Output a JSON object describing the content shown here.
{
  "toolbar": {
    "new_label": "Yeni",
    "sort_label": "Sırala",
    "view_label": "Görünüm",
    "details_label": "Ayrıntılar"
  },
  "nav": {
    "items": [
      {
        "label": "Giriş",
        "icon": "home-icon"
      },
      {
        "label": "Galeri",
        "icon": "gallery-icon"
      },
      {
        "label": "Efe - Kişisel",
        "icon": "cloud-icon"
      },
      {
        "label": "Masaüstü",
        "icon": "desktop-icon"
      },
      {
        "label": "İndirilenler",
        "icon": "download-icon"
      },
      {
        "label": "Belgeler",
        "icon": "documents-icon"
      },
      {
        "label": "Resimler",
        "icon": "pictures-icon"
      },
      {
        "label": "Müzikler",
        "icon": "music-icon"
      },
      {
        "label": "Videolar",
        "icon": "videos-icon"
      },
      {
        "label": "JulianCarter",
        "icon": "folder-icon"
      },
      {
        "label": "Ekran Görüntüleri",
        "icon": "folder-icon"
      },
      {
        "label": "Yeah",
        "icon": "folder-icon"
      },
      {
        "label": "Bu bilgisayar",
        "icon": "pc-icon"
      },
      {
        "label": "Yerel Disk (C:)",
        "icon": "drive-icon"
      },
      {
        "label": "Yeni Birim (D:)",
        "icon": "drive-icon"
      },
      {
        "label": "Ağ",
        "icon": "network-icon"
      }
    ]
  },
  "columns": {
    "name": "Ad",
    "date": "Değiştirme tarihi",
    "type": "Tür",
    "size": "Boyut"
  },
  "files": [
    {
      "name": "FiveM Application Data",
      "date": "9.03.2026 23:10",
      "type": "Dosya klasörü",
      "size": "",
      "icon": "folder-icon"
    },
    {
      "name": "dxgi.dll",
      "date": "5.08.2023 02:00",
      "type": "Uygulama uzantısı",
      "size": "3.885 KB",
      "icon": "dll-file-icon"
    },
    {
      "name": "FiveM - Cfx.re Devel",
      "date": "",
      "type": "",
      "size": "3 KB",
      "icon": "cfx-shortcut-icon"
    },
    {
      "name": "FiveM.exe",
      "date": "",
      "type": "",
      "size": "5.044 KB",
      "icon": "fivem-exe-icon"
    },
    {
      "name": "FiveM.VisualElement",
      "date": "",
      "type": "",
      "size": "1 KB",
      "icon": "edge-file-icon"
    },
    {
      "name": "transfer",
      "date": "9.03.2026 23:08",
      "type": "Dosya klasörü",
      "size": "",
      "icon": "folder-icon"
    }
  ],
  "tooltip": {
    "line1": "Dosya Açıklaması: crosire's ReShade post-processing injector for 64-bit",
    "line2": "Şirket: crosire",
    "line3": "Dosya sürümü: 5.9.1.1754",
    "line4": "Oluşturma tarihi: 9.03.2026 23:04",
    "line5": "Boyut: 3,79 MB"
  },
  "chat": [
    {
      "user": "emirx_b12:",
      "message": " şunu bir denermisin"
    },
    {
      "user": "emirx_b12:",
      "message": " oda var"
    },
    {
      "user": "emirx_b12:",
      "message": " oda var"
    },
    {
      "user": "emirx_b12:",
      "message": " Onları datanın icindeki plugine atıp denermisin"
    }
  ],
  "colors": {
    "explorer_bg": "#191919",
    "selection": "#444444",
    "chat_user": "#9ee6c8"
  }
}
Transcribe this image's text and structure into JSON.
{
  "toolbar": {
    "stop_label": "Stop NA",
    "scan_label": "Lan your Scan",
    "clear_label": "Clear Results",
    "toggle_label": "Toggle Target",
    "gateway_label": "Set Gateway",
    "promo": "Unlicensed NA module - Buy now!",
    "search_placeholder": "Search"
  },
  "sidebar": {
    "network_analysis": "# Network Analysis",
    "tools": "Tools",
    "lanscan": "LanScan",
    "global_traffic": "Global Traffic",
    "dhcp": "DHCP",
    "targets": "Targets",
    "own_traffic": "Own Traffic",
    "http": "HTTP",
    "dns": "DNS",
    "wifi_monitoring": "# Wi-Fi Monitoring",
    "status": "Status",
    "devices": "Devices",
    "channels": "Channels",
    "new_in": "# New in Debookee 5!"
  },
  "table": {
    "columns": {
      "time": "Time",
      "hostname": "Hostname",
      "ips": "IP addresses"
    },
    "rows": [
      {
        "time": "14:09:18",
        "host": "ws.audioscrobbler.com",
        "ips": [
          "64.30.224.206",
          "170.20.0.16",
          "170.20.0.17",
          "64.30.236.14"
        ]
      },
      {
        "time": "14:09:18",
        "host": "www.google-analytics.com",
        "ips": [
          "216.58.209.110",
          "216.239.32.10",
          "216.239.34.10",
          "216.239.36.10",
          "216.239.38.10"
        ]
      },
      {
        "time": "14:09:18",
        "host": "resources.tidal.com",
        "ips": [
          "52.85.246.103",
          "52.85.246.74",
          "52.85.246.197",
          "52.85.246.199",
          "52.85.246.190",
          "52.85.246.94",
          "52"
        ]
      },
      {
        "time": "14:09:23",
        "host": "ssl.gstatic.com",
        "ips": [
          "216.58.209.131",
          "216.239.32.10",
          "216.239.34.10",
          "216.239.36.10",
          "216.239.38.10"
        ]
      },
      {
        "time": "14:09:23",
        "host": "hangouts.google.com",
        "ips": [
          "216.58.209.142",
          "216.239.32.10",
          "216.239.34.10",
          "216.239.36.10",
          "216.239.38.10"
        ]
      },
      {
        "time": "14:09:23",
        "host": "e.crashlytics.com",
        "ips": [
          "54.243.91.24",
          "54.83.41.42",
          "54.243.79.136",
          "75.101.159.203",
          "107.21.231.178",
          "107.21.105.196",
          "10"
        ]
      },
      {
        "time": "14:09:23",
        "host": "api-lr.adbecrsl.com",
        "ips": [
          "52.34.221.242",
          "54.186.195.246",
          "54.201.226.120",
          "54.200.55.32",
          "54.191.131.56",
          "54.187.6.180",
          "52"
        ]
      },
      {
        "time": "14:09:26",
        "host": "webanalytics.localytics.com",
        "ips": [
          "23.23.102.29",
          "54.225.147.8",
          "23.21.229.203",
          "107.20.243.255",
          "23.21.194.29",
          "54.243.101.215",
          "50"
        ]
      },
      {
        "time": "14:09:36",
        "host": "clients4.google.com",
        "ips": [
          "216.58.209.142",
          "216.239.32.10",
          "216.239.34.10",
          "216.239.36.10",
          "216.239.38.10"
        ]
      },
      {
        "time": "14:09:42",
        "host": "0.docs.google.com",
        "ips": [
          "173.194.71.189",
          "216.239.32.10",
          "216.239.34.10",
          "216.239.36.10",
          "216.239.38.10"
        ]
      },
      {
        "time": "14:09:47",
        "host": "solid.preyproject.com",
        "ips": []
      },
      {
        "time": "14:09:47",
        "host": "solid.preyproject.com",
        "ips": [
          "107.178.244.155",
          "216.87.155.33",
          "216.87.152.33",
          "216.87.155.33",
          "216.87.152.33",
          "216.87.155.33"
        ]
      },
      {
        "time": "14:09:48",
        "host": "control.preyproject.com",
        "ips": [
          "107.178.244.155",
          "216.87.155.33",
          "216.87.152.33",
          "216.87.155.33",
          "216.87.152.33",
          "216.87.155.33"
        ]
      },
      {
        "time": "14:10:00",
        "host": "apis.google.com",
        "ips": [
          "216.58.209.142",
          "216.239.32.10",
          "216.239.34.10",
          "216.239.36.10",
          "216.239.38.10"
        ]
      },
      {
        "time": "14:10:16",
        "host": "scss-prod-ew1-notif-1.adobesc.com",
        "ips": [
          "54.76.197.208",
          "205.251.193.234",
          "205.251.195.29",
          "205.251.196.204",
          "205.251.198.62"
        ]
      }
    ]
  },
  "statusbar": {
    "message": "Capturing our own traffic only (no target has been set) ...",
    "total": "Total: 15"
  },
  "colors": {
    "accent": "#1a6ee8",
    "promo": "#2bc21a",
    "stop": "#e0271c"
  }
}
⁂
→ **Directions**
Scan the material above. Extract every line in which the word "crosire" occurs.

→ **Task solution**
    "line1": "Dosya Açıklaması: crosire's ReShade post-processing injector for 64-bit",
    "line2": "Şirket: crosire",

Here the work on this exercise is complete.